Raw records
-- begin --

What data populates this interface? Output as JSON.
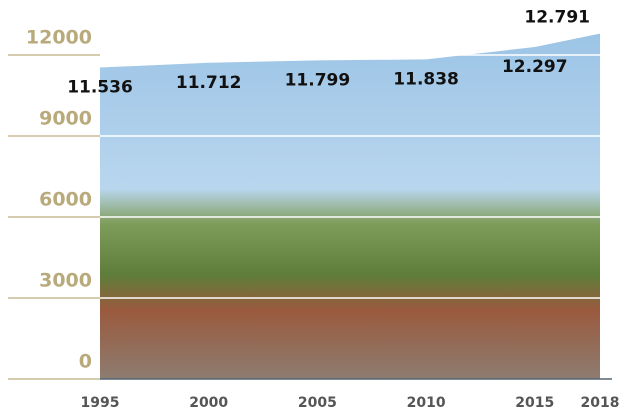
{
  "chart_data": {
    "type": "area",
    "x": [
      1995,
      2000,
      2005,
      2010,
      2015,
      2018
    ],
    "values": [
      11536,
      11712,
      11799,
      11838,
      12297,
      12791
    ],
    "value_labels": [
      "11.536",
      "11.712",
      "11.799",
      "11.838",
      "12.297",
      "12.791"
    ],
    "xlim": [
      1995,
      2018
    ],
    "xticks": [
      1995,
      2000,
      2005,
      2010,
      2015,
      2018
    ],
    "ylim": [
      0,
      12000
    ],
    "yticks": [
      0,
      3000,
      6000,
      9000,
      12000
    ],
    "grid": true
  }
}
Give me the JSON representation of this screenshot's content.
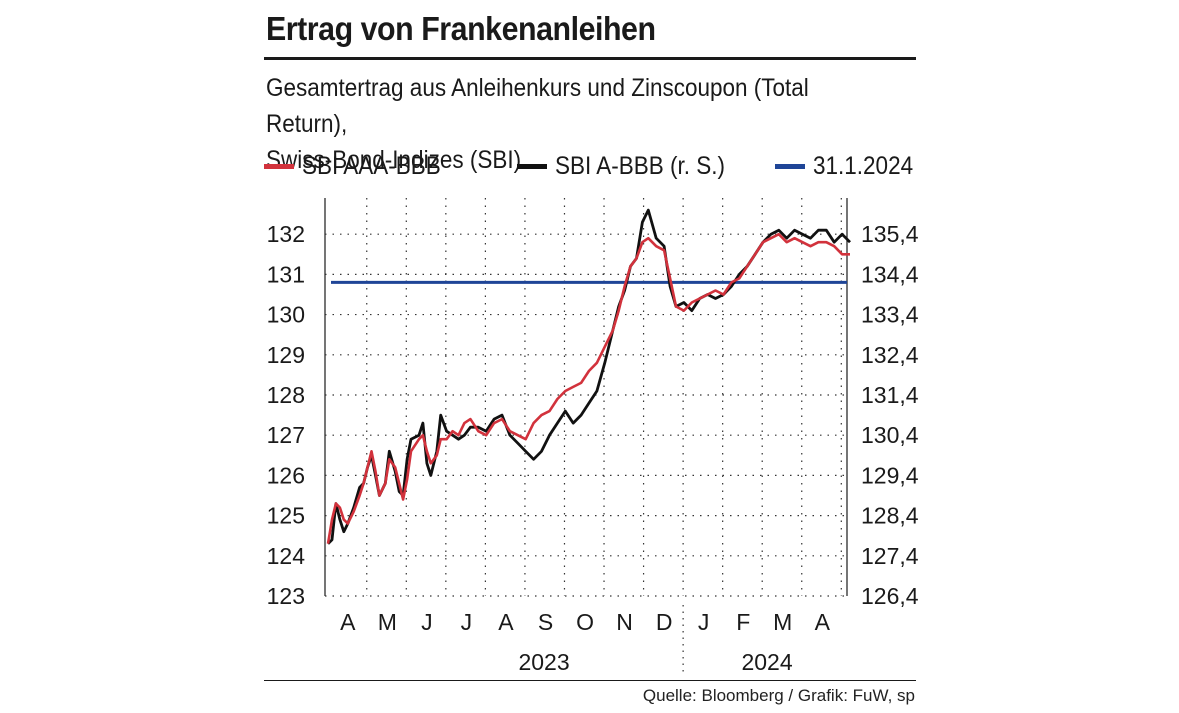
{
  "title": "Ertrag von Frankenanleihen",
  "subtitle_line1": "Gesamtertrag aus Anleihenkurs und Zinscoupon (Total Return),",
  "subtitle_line2": "Swiss-Bond-Indizes (SBI)",
  "legend": [
    {
      "label": "SBI AAA-BBB",
      "color": "#d2323c"
    },
    {
      "label": "SBI A-BBB (r. S.)",
      "color": "#111111"
    },
    {
      "label": "31.1.2024",
      "color": "#1f4597"
    }
  ],
  "footer": "Quelle: Bloomberg / Grafik: FuW, sp",
  "chart_data": {
    "type": "line",
    "title": "Ertrag von Frankenanleihen",
    "x_months": [
      "A",
      "M",
      "J",
      "J",
      "A",
      "S",
      "O",
      "N",
      "D",
      "J",
      "F",
      "M",
      "A"
    ],
    "years": [
      "2023",
      "2024"
    ],
    "y_left": {
      "ticks": [
        "132",
        "131",
        "130",
        "129",
        "128",
        "127",
        "126",
        "125",
        "124",
        "123"
      ],
      "range": [
        123,
        132.9
      ]
    },
    "y_right": {
      "ticks": [
        "135,4",
        "134,4",
        "133,4",
        "132,4",
        "131,4",
        "130,4",
        "129,4",
        "128,4",
        "127,4",
        "126,4"
      ],
      "range": [
        126.4,
        136.3
      ]
    },
    "reference_line": {
      "label": "31.1.2024",
      "value_left_axis": 130.8,
      "color": "#1f4597"
    },
    "series": [
      {
        "name": "SBI AAA-BBB",
        "axis": "left",
        "color": "#d2323c",
        "x": [
          0,
          0.1,
          0.2,
          0.3,
          0.4,
          0.5,
          0.65,
          0.8,
          0.9,
          1.0,
          1.1,
          1.2,
          1.3,
          1.45,
          1.55,
          1.7,
          1.8,
          1.9,
          2.0,
          2.1,
          2.3,
          2.4,
          2.5,
          2.6,
          2.75,
          2.85,
          3.0,
          3.15,
          3.3,
          3.45,
          3.6,
          3.8,
          4.0,
          4.2,
          4.4,
          4.6,
          4.8,
          5.0,
          5.2,
          5.4,
          5.6,
          5.8,
          6.0,
          6.2,
          6.4,
          6.6,
          6.8,
          7.0,
          7.2,
          7.35,
          7.5,
          7.65,
          7.8,
          7.95,
          8.1,
          8.3,
          8.5,
          8.65,
          8.8,
          9.0,
          9.2,
          9.4,
          9.6,
          9.8,
          10.0,
          10.2,
          10.4,
          10.6,
          10.8,
          11.0,
          11.2,
          11.4,
          11.6,
          11.8,
          12.0,
          12.2,
          12.4,
          12.6,
          12.8,
          13.0,
          13.2
        ],
        "values": [
          124.3,
          124.9,
          125.3,
          125.2,
          124.9,
          124.8,
          125.1,
          125.5,
          125.8,
          126.2,
          126.6,
          126.1,
          125.5,
          125.8,
          126.4,
          126.2,
          125.8,
          125.4,
          125.9,
          126.6,
          126.9,
          127.0,
          126.6,
          126.3,
          126.5,
          126.9,
          126.9,
          127.1,
          127.0,
          127.3,
          127.4,
          127.1,
          127.0,
          127.3,
          127.4,
          127.1,
          127.0,
          126.9,
          127.3,
          127.5,
          127.6,
          127.9,
          128.1,
          128.2,
          128.3,
          128.6,
          128.8,
          129.2,
          129.6,
          130.1,
          130.7,
          131.2,
          131.4,
          131.8,
          131.9,
          131.7,
          131.6,
          130.9,
          130.2,
          130.1,
          130.3,
          130.4,
          130.5,
          130.6,
          130.5,
          130.8,
          130.9,
          131.2,
          131.5,
          131.8,
          131.9,
          132.0,
          131.8,
          131.9,
          131.8,
          131.7,
          131.8,
          131.8,
          131.7,
          131.5,
          131.5
        ]
      },
      {
        "name": "SBI A-BBB (r. S.)",
        "axis": "right",
        "color": "#111111",
        "x": [
          0,
          0.1,
          0.2,
          0.3,
          0.4,
          0.5,
          0.65,
          0.8,
          0.9,
          1.0,
          1.1,
          1.2,
          1.3,
          1.45,
          1.55,
          1.7,
          1.8,
          1.9,
          2.0,
          2.1,
          2.3,
          2.4,
          2.5,
          2.6,
          2.75,
          2.85,
          3.0,
          3.15,
          3.3,
          3.45,
          3.6,
          3.8,
          4.0,
          4.2,
          4.4,
          4.6,
          4.8,
          5.0,
          5.2,
          5.4,
          5.6,
          5.8,
          6.0,
          6.2,
          6.4,
          6.6,
          6.8,
          7.0,
          7.2,
          7.35,
          7.5,
          7.65,
          7.8,
          7.95,
          8.1,
          8.3,
          8.5,
          8.65,
          8.8,
          9.0,
          9.2,
          9.4,
          9.6,
          9.8,
          10.0,
          10.2,
          10.4,
          10.6,
          10.8,
          11.0,
          11.2,
          11.4,
          11.6,
          11.8,
          12.0,
          12.2,
          12.4,
          12.6,
          12.8,
          13.0,
          13.2
        ],
        "values": [
          127.7,
          127.8,
          128.7,
          128.3,
          128.0,
          128.2,
          128.6,
          129.1,
          129.2,
          129.6,
          129.9,
          129.4,
          128.9,
          129.2,
          130.0,
          129.5,
          129.0,
          128.9,
          129.8,
          130.3,
          130.4,
          130.7,
          129.7,
          129.4,
          130.0,
          130.9,
          130.5,
          130.4,
          130.3,
          130.4,
          130.6,
          130.6,
          130.5,
          130.8,
          130.9,
          130.4,
          130.2,
          130.0,
          129.8,
          130.0,
          130.4,
          130.7,
          131.0,
          130.7,
          130.9,
          131.2,
          131.5,
          132.2,
          133.0,
          133.6,
          134.0,
          134.6,
          134.8,
          135.7,
          136.0,
          135.3,
          135.1,
          134.1,
          133.6,
          133.7,
          133.5,
          133.8,
          133.9,
          133.8,
          133.9,
          134.1,
          134.4,
          134.6,
          134.9,
          135.2,
          135.4,
          135.5,
          135.3,
          135.5,
          135.4,
          135.3,
          135.5,
          135.5,
          135.2,
          135.4,
          135.2
        ]
      }
    ]
  }
}
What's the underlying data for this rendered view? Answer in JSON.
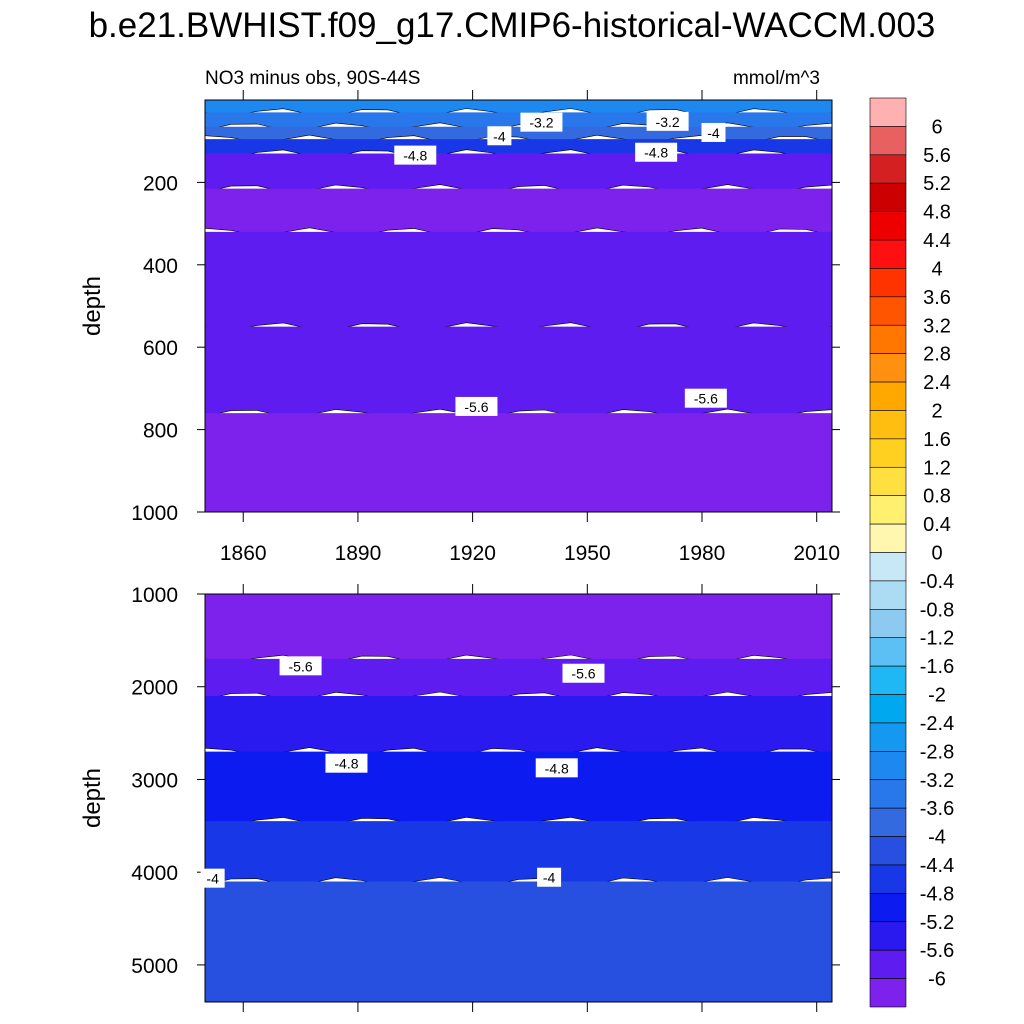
{
  "page_title": "b.e21.BWHIST.f09_g17.CMIP6-historical-WACCM.003",
  "chart_data": {
    "type": "contour",
    "title": "b.e21.BWHIST.f09_g17.CMIP6-historical-WACCM.003",
    "subtitle_left": "NO3 minus obs, 90S-44S",
    "units": "mmol/m^3",
    "x_label": "",
    "x_range": [
      1850,
      2014
    ],
    "x_ticks": [
      1860,
      1890,
      1920,
      1950,
      1980,
      2010
    ],
    "panels": [
      {
        "name": "upper",
        "ylabel": "depth",
        "y_range": [
          0,
          1000
        ],
        "y_ticks": [
          200,
          400,
          600,
          800,
          1000
        ],
        "bands": [
          {
            "depth": 30,
            "level": -2.8
          },
          {
            "depth": 65,
            "level": -3.2
          },
          {
            "depth": 95,
            "level": -3.6
          },
          {
            "depth": 130,
            "level": -4.4
          },
          {
            "depth": 215,
            "level": -5.6
          },
          {
            "depth": 320,
            "level": -6
          },
          {
            "depth": 550,
            "level": -5.6
          },
          {
            "depth": 760,
            "level": -5.6
          },
          {
            "depth": 1000,
            "level": -6
          }
        ],
        "contour_labels": [
          {
            "x": 1938,
            "depth": 55,
            "text": "-3.2"
          },
          {
            "x": 1971,
            "depth": 53,
            "text": "-3.2"
          },
          {
            "x": 1927,
            "depth": 88,
            "text": "-4"
          },
          {
            "x": 1983,
            "depth": 80,
            "text": "-4"
          },
          {
            "x": 1905,
            "depth": 135,
            "text": "-4.8"
          },
          {
            "x": 1968,
            "depth": 128,
            "text": "-4.8"
          },
          {
            "x": 1921,
            "depth": 745,
            "text": "-5.6"
          },
          {
            "x": 1981,
            "depth": 725,
            "text": "-5.6"
          }
        ]
      },
      {
        "name": "lower",
        "ylabel": "depth",
        "y_range": [
          1000,
          5400
        ],
        "y_ticks": [
          1000,
          2000,
          3000,
          4000,
          5000
        ],
        "bands": [
          {
            "depth": 1700,
            "level": -6
          },
          {
            "depth": 2100,
            "level": -5.6
          },
          {
            "depth": 2700,
            "level": -5.2
          },
          {
            "depth": 3450,
            "level": -4.8
          },
          {
            "depth": 4100,
            "level": -4.4
          },
          {
            "depth": 5400,
            "level": -4
          }
        ],
        "contour_labels": [
          {
            "x": 1875,
            "depth": 1780,
            "text": "-5.6"
          },
          {
            "x": 1949,
            "depth": 1860,
            "text": "-5.6"
          },
          {
            "x": 1887,
            "depth": 2830,
            "text": "-4.8"
          },
          {
            "x": 1942,
            "depth": 2880,
            "text": "-4.8"
          },
          {
            "x": 1852,
            "depth": 4070,
            "text": "-4"
          },
          {
            "x": 1940,
            "depth": 4060,
            "text": "-4"
          }
        ]
      }
    ],
    "colorbar": {
      "levels": [
        "6",
        "5.6",
        "5.2",
        "4.8",
        "4.4",
        "4",
        "3.6",
        "3.2",
        "2.8",
        "2.4",
        "2",
        "1.6",
        "1.2",
        "0.8",
        "0.4",
        "0",
        "-0.4",
        "-0.8",
        "-1.2",
        "-1.6",
        "-2",
        "-2.4",
        "-2.8",
        "-3.2",
        "-3.6",
        "-4",
        "-4.4",
        "-4.8",
        "-5.2",
        "-5.6",
        "-6"
      ],
      "colors": [
        "#ffb0b0",
        "#e86060",
        "#d42020",
        "#cc0000",
        "#ee0000",
        "#ff1010",
        "#ff3300",
        "#ff5500",
        "#ff7700",
        "#ff9010",
        "#ffa800",
        "#ffbe10",
        "#ffd020",
        "#ffe040",
        "#fff070",
        "#fff7b0",
        "#c8e8f8",
        "#acdcf4",
        "#8ccaf0",
        "#5cc0f4",
        "#20b8f4",
        "#00a8f0",
        "#1498f0",
        "#1c88f0",
        "#2878ec",
        "#346ae0",
        "#2850e0",
        "#1838e8",
        "#0c1cf0",
        "#2a1af0",
        "#5e1cf0",
        "#7c22ec"
      ]
    }
  }
}
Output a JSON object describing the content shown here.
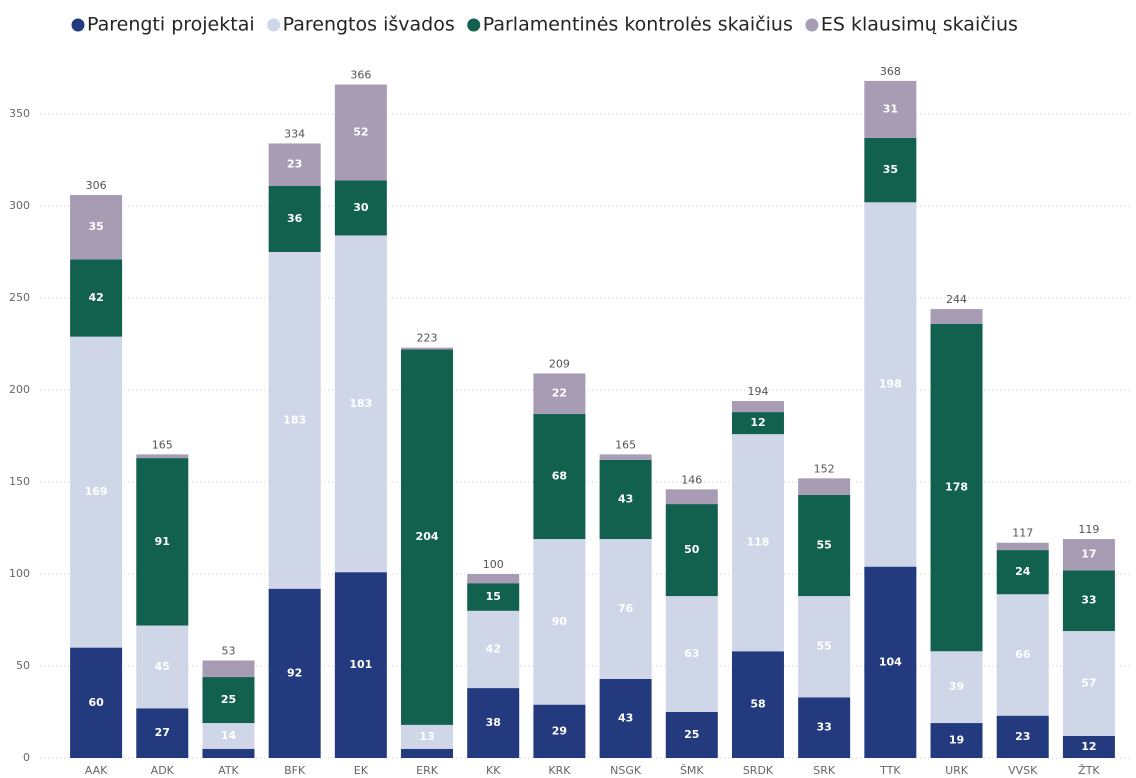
{
  "chart_data": {
    "type": "stacked_bar",
    "categories": [
      "AAK",
      "ADK",
      "ATK",
      "BFK",
      "EK",
      "ERK",
      "KK",
      "KRK",
      "NSGK",
      "ŠMK",
      "SRDK",
      "SRK",
      "TTK",
      "URK",
      "VVSK",
      "ŽTK"
    ],
    "series": [
      {
        "name": "Parengti projektai",
        "color": "#233a7e",
        "values": [
          60,
          27,
          5,
          92,
          101,
          5,
          38,
          29,
          43,
          25,
          58,
          33,
          104,
          19,
          23,
          12
        ],
        "value_labels": [
          "60",
          "27",
          null,
          "92",
          "101",
          null,
          "38",
          "29",
          "43",
          "25",
          "58",
          "33",
          "104",
          "19",
          "23",
          "12"
        ]
      },
      {
        "name": "Parengtos išvados",
        "color": "#cfd6e8",
        "values": [
          169,
          45,
          14,
          183,
          183,
          13,
          42,
          90,
          76,
          63,
          118,
          55,
          198,
          39,
          66,
          57
        ],
        "value_labels": [
          "169",
          "45",
          "14",
          "183",
          "183",
          "13",
          "42",
          "90",
          "76",
          "63",
          "118",
          "55",
          "198",
          "39",
          "66",
          "57"
        ]
      },
      {
        "name": "Parlamentinės kontrolės skaičius",
        "color": "#12614f",
        "values": [
          42,
          91,
          25,
          36,
          30,
          204,
          15,
          68,
          43,
          50,
          12,
          55,
          35,
          178,
          24,
          33
        ],
        "value_labels": [
          "42",
          "91",
          "25",
          "36",
          "30",
          "204",
          "15",
          "68",
          "43",
          "50",
          "12",
          "55",
          "35",
          "178",
          "24",
          "33"
        ]
      },
      {
        "name": "ES klausimų skaičius",
        "color": "#a89cb4",
        "values": [
          35,
          2,
          9,
          23,
          52,
          1,
          5,
          22,
          3,
          8,
          6,
          9,
          31,
          8,
          4,
          17
        ],
        "value_labels": [
          "35",
          null,
          null,
          "23",
          "52",
          null,
          null,
          "22",
          null,
          null,
          null,
          null,
          "31",
          null,
          null,
          "17"
        ]
      }
    ],
    "totals": [
      306,
      165,
      53,
      334,
      366,
      223,
      100,
      209,
      165,
      146,
      194,
      152,
      368,
      244,
      117,
      119
    ],
    "ylim": [
      0,
      380
    ],
    "yticks": [
      0,
      50,
      100,
      150,
      200,
      250,
      300,
      350
    ],
    "grid": true
  }
}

-- end --

— Exercise description —
Pull out every line of the records that includes the string "BWHIST".

— Answer for the task —
  "page_title": "b.e21.BWHIST.f09_g17.CMIP6-historical-WACCM.003",
    "title": "b.e21.BWHIST.f09_g17.CMIP6-historical-WACCM.003",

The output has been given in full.